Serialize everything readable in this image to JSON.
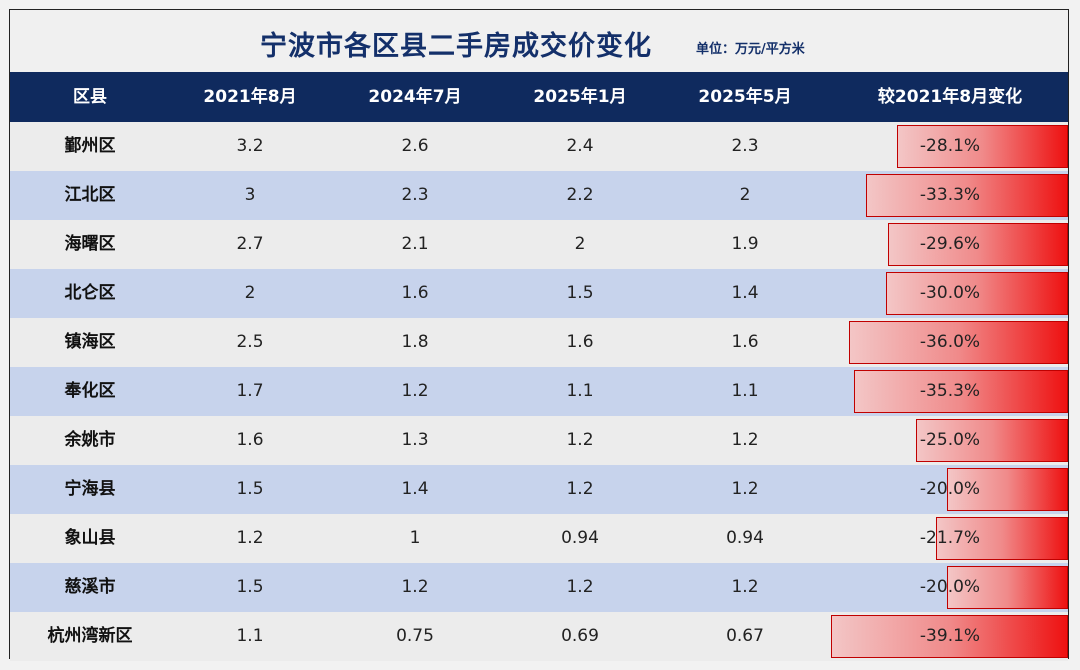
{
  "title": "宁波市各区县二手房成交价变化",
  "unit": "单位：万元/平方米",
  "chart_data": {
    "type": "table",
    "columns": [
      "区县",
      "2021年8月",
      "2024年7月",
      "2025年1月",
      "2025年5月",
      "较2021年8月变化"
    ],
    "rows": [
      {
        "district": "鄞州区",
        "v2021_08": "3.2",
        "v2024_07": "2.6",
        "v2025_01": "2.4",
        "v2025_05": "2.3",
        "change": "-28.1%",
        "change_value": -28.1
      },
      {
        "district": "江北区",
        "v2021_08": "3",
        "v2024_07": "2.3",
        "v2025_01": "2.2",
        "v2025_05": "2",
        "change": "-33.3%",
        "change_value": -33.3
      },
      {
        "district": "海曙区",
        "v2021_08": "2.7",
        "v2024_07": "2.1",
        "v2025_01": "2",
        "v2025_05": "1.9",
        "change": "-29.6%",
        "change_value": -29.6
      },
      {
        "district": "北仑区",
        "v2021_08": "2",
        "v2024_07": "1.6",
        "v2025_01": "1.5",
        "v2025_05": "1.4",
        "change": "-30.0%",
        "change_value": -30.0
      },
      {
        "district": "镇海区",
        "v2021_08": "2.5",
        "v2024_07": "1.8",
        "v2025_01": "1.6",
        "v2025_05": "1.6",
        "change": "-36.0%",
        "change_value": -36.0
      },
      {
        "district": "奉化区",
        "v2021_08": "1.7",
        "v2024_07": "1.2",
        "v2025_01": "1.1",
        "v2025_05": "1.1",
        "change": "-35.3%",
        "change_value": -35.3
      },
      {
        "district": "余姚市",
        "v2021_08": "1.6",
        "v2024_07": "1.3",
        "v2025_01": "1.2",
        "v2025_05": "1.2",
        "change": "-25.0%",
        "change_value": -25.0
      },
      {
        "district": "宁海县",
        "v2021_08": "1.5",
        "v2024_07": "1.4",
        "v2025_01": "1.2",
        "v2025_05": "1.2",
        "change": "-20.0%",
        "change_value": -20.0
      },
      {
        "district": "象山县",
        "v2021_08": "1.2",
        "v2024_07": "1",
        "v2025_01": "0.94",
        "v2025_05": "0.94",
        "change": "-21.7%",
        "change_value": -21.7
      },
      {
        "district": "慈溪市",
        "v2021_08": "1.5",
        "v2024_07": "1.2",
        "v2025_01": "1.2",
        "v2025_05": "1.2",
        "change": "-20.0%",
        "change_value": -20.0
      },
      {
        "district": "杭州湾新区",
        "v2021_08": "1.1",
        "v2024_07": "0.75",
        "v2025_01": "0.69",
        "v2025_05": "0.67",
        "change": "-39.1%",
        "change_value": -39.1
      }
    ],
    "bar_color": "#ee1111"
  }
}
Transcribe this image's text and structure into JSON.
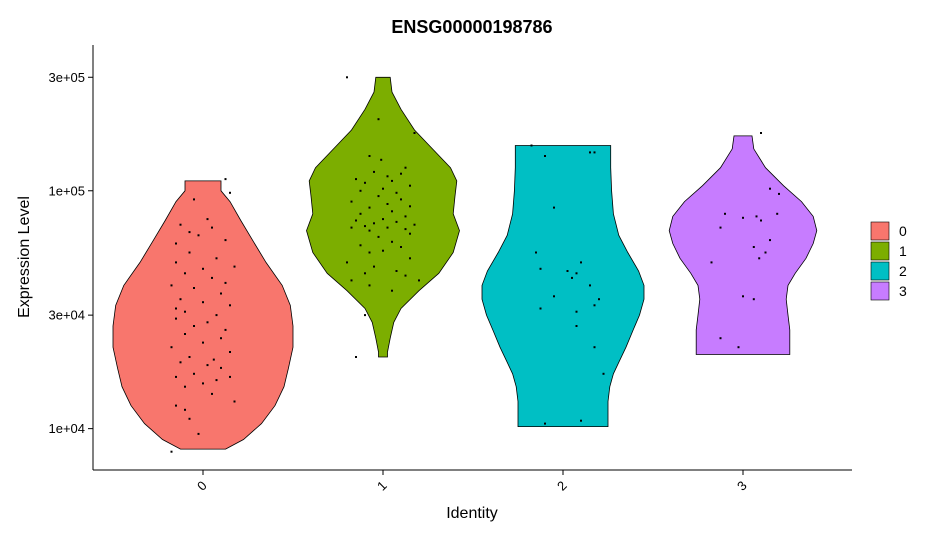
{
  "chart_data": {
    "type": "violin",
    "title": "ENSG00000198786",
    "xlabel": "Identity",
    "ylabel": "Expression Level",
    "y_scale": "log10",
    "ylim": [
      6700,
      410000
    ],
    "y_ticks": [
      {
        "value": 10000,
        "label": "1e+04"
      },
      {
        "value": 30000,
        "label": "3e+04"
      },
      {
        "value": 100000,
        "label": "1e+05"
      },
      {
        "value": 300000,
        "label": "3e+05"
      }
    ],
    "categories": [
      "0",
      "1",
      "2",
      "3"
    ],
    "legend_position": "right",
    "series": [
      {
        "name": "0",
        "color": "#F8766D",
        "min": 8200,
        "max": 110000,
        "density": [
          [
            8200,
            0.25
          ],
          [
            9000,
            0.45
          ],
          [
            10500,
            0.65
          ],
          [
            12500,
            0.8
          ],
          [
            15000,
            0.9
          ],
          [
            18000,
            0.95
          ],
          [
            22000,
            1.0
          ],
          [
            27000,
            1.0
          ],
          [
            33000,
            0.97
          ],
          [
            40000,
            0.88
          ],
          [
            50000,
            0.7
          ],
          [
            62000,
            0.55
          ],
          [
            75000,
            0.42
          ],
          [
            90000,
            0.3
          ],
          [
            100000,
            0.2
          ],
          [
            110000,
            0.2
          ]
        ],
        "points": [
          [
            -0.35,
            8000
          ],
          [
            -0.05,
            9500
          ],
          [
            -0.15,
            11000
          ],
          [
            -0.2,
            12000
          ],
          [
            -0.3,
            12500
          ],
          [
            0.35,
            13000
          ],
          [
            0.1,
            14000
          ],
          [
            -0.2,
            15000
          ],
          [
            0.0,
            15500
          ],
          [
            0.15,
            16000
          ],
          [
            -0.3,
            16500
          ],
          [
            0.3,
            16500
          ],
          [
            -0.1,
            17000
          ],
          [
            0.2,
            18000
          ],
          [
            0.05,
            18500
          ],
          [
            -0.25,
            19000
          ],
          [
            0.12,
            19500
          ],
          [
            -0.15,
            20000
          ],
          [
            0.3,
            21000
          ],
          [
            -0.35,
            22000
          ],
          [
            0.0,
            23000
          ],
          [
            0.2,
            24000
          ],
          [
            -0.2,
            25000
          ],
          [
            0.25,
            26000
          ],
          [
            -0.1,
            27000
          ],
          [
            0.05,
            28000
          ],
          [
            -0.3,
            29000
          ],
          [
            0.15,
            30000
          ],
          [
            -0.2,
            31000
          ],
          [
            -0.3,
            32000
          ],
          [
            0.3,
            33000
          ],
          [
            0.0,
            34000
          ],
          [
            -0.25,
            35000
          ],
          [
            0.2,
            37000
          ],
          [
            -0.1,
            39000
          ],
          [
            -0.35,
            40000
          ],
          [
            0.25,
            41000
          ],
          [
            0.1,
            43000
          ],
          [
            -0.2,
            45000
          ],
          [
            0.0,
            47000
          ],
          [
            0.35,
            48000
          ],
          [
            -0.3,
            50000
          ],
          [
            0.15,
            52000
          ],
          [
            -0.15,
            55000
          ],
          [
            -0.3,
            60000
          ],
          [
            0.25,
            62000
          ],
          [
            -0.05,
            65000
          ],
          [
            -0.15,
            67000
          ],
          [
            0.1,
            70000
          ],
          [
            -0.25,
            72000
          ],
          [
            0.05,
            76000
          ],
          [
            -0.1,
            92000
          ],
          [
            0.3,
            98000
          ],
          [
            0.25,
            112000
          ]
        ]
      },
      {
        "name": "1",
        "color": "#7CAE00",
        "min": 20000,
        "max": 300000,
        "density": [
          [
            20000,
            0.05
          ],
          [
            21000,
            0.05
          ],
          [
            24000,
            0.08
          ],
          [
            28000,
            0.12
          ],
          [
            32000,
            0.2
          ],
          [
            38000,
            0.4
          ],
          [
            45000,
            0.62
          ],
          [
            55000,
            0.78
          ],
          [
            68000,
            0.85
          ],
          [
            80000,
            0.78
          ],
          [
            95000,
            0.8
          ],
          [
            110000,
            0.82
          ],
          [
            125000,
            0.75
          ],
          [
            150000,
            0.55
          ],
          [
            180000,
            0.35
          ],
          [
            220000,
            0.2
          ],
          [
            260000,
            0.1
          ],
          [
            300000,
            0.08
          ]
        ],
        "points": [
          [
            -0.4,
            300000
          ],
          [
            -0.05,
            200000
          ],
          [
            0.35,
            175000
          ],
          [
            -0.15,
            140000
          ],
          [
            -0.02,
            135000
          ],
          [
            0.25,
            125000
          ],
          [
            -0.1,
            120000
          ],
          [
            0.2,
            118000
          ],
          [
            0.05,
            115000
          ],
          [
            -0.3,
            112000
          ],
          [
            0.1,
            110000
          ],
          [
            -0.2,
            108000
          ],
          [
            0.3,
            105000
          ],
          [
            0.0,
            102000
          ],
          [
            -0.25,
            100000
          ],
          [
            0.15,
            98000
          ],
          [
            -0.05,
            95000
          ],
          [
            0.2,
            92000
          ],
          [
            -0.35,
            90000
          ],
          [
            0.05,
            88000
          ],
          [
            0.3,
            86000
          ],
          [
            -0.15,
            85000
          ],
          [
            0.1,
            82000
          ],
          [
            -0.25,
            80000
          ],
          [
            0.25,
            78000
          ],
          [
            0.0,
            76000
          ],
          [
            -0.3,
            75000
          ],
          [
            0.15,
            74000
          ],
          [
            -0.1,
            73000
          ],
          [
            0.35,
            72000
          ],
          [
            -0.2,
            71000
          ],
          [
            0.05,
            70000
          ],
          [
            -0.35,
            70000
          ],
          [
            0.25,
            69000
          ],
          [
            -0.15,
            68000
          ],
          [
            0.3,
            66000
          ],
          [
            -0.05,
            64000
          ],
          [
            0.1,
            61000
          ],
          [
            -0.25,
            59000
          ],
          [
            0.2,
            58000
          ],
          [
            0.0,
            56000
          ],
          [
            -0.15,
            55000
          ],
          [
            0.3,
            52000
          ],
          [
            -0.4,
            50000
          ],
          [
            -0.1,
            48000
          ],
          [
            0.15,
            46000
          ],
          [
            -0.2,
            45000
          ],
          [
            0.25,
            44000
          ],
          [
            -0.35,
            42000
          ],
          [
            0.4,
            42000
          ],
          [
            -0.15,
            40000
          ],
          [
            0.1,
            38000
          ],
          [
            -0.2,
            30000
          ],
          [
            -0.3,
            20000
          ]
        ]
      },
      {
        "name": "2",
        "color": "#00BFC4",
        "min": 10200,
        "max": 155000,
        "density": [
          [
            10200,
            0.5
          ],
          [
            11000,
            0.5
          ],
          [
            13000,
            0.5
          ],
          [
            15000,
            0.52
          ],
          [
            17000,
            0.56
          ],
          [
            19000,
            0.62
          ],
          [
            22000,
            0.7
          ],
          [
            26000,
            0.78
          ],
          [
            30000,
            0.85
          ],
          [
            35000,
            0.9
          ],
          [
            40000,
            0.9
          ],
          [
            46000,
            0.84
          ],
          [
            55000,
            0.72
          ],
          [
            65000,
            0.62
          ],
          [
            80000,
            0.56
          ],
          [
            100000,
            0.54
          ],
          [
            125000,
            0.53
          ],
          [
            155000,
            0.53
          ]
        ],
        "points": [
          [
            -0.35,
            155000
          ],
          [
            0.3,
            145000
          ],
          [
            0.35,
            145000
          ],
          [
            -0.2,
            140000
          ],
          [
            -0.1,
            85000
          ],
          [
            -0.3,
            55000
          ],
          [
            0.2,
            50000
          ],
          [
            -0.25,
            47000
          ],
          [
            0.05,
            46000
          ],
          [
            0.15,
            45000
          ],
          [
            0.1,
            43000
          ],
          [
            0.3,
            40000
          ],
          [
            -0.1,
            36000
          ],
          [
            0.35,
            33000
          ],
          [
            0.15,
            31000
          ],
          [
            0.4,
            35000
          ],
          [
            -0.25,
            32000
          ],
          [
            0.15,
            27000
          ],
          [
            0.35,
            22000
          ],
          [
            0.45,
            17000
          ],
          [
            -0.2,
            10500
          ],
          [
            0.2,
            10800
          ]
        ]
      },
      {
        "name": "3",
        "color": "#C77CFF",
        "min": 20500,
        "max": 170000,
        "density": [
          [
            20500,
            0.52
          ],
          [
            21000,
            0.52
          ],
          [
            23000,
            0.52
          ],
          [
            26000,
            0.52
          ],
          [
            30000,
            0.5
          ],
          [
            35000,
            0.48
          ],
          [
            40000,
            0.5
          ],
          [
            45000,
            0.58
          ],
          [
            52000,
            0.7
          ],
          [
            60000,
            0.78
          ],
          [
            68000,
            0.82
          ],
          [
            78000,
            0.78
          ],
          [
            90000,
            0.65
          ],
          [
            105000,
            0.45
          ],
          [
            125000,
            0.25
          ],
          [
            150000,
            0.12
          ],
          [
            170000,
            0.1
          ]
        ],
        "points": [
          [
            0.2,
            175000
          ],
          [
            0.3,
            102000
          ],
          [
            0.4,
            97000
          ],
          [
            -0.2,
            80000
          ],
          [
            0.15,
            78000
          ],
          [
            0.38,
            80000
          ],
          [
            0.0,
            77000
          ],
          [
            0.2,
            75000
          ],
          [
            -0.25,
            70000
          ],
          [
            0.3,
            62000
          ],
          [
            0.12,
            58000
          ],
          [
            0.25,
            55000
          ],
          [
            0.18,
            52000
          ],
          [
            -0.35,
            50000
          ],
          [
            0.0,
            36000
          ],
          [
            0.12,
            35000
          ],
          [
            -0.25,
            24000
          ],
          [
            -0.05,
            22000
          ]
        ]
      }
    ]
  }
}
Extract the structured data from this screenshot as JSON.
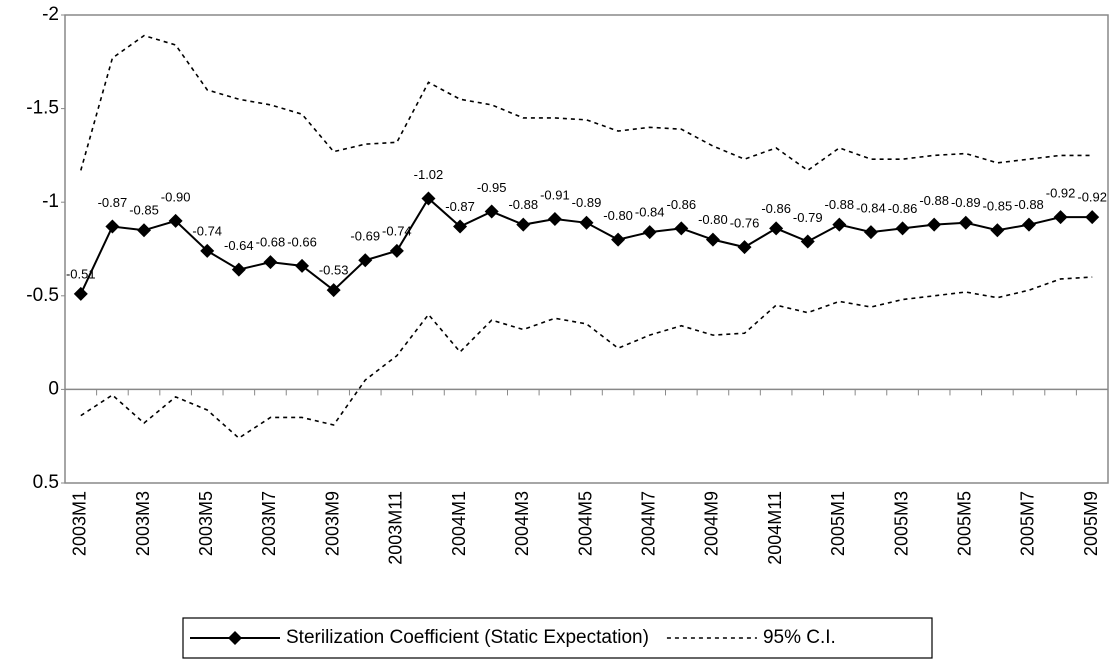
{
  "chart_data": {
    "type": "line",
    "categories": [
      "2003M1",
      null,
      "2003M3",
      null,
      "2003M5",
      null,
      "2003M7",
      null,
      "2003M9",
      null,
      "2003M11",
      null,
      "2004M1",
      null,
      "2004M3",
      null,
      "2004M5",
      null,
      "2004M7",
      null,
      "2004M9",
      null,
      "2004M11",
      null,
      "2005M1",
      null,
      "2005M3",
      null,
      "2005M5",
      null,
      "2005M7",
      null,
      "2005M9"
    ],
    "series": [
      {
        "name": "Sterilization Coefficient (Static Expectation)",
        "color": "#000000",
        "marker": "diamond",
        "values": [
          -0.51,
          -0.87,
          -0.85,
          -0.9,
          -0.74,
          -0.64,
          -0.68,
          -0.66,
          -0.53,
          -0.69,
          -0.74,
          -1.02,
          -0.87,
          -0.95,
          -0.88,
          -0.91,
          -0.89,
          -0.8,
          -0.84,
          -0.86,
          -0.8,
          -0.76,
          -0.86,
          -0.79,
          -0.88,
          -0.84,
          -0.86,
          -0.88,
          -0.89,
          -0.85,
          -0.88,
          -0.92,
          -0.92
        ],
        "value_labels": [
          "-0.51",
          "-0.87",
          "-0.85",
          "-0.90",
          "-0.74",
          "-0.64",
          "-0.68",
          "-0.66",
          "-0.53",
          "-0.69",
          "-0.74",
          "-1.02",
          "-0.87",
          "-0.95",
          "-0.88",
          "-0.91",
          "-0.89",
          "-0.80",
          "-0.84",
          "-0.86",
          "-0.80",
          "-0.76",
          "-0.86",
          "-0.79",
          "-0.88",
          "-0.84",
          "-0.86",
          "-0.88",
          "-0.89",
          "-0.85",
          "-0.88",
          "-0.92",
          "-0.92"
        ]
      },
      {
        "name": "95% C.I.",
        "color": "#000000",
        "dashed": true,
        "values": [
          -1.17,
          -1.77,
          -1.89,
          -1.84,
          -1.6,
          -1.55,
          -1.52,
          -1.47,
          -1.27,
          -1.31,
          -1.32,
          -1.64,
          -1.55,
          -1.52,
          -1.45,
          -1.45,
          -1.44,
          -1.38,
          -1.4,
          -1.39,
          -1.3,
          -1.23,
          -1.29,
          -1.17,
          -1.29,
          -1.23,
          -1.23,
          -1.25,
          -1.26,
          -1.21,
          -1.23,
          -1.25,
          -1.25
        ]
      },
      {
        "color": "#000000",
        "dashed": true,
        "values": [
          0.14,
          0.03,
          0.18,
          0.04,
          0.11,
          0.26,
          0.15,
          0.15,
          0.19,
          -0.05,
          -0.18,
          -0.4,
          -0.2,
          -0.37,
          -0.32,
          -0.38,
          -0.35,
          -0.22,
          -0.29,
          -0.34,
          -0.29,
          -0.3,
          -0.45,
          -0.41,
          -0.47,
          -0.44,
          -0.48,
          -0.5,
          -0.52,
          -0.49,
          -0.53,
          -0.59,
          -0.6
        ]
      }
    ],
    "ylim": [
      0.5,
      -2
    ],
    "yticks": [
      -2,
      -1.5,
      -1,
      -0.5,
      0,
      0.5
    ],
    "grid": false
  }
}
-----
Request:
Using the material above, gather every line that includes "district".

Response:
        "district": "鄞州区",
        "district": "江北区",
        "district": "海曙区",
        "district": "北仑区",
        "district": "镇海区",
        "district": "奉化区",
        "district": "余姚市",
        "district": "宁海县",
        "district": "象山县",
        "district": "慈溪市",
        "district": "杭州湾新区",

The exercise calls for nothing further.